EXERCISE TASK.
Filter the entries, keeping every line with the word "digits".

RECORDS FOR PROCESSING.
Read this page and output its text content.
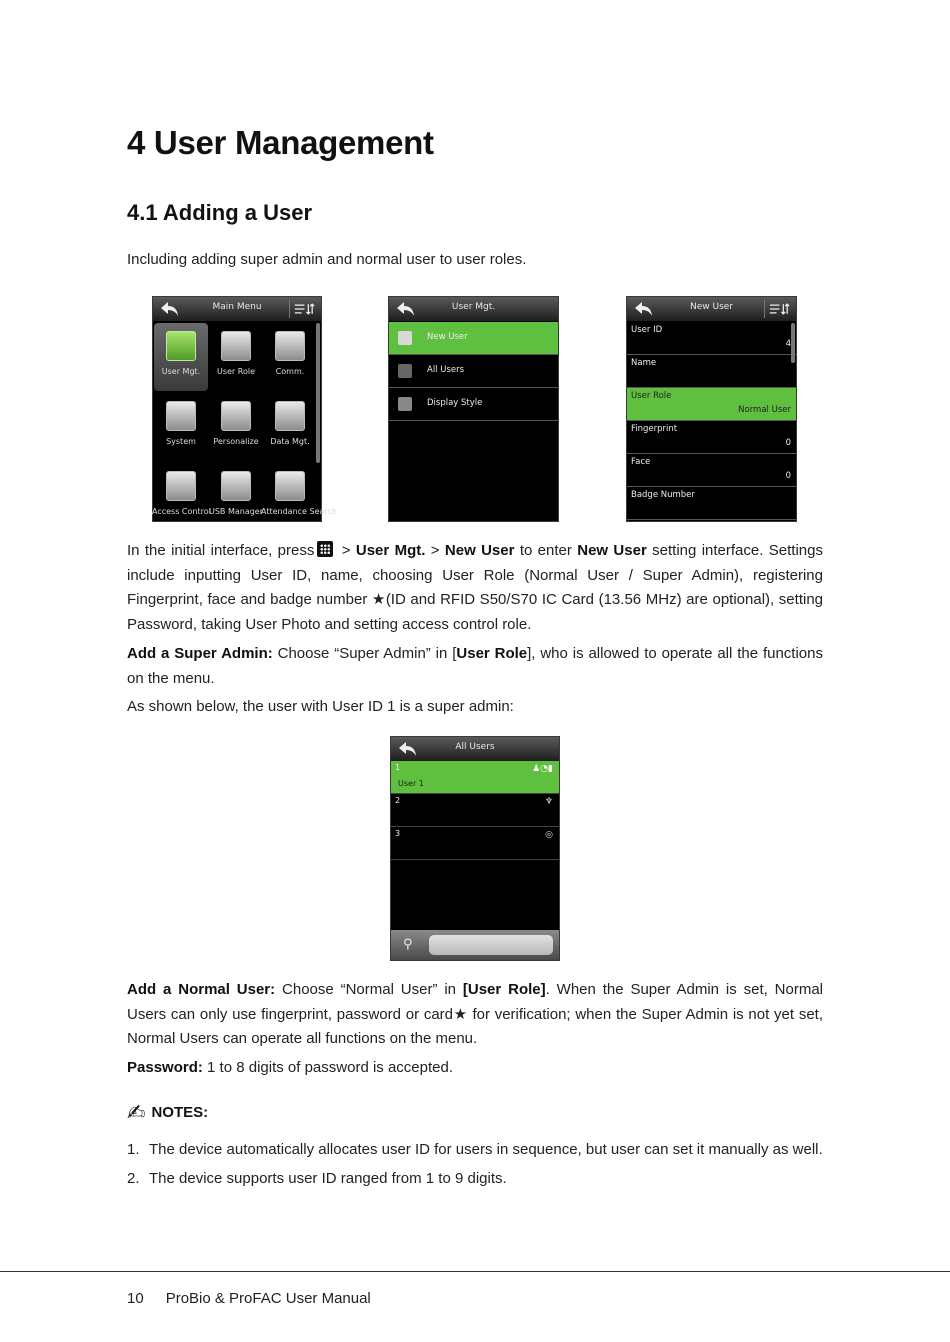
4 User Management
4.1 Adding a User
Including adding super admin and normal user to user roles.
Main Menu
User Mgt.	User Role	Comm.
System	Personalize	Data Mgt.
Access Control
USB Manager
Attendance Search
User Mgt.
New User
All Users
Display Style
New User
User ID
4
Name
User Role
Normal User
Fingerprint
0
Face
0
Badge Number
In the initial interface, press > User Mgt. > New User to enter New User setting interface. Settings include inputting User ID, name, choosing User Role (Normal User / Super Admin), registering Fingerprint, face and badge number ★(ID and RFID S50/S70 IC Card (13.56 MHz) are optional), setting Password, taking User Photo and setting access control role.
Add a Super Admin: Choose “Super Admin” in [User Role], who is allowed to operate all the functions on the menu.
As shown below, the user with User ID 1 is a super admin:
All Users
1
User 1
♟◔▮
2	♆
3	◎
⚲
Add a Normal User: Choose “Normal User” in [User Role]. When the Super Admin is set, Normal Users can only use fingerprint, password or card★ for verification; when the Super Admin is not yet set, Normal Users can operate all functions on the menu.
Password: 1 to 8 digits of password is accepted.
✍ NOTES:
1. The device automatically allocates user ID for users in sequence, but user can set it manually as well.
2. The device supports user ID ranged from 1 to 9 digits.
10 ProBio & ProFAC User Manual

ANSWER TO THE TASK.
Password: 1 to 8 digits of password is accepted.
2. The device supports user ID ranged from 1 to 9 digits.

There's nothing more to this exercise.